#### [DIRECTION]
Return the records word for word. Any pictures in them are not part of the copy.

#### [DATA SUPPLIED]

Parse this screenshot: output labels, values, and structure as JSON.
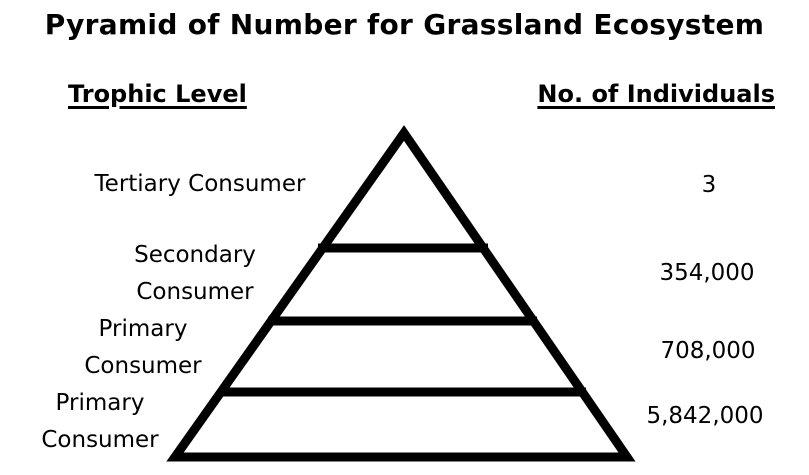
{
  "title": "Pyramid of Number for Grassland Ecosystem",
  "headers": {
    "left": "Trophic Level",
    "right": "No. of Individuals"
  },
  "levels": [
    {
      "label": [
        "Tertiary Consumer"
      ],
      "value": "3"
    },
    {
      "label": [
        "Secondary",
        "Consumer"
      ],
      "value": "354,000"
    },
    {
      "label": [
        "Primary",
        "Consumer"
      ],
      "value": "708,000"
    },
    {
      "label": [
        "Primary",
        "Consumer"
      ],
      "value": "5,842,000"
    }
  ]
}
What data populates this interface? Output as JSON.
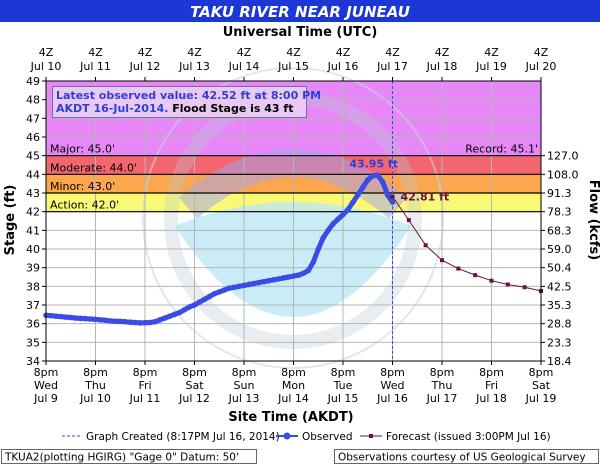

#### [ANSWER TO THIS TASK]
Parse this screenshot: output labels, values, and structure as JSON.
{
  "title": "Pyramid of Number for Grassland Ecosystem",
  "headers": {
    "left": "Trophic Level",
    "right": "No. of Individuals"
  },
  "levels": [
    {
      "label": [
        "Tertiary Consumer"
      ],
      "value": "3"
    },
    {
      "label": [
        "Secondary",
        "Consumer"
      ],
      "value": "354,000"
    },
    {
      "label": [
        "Primary",
        "Consumer"
      ],
      "value": "708,000"
    },
    {
      "label": [
        "Primary",
        "Consumer"
      ],
      "value": "5,842,000"
    }
  ]
}
What data populates this interface? Output as JSON.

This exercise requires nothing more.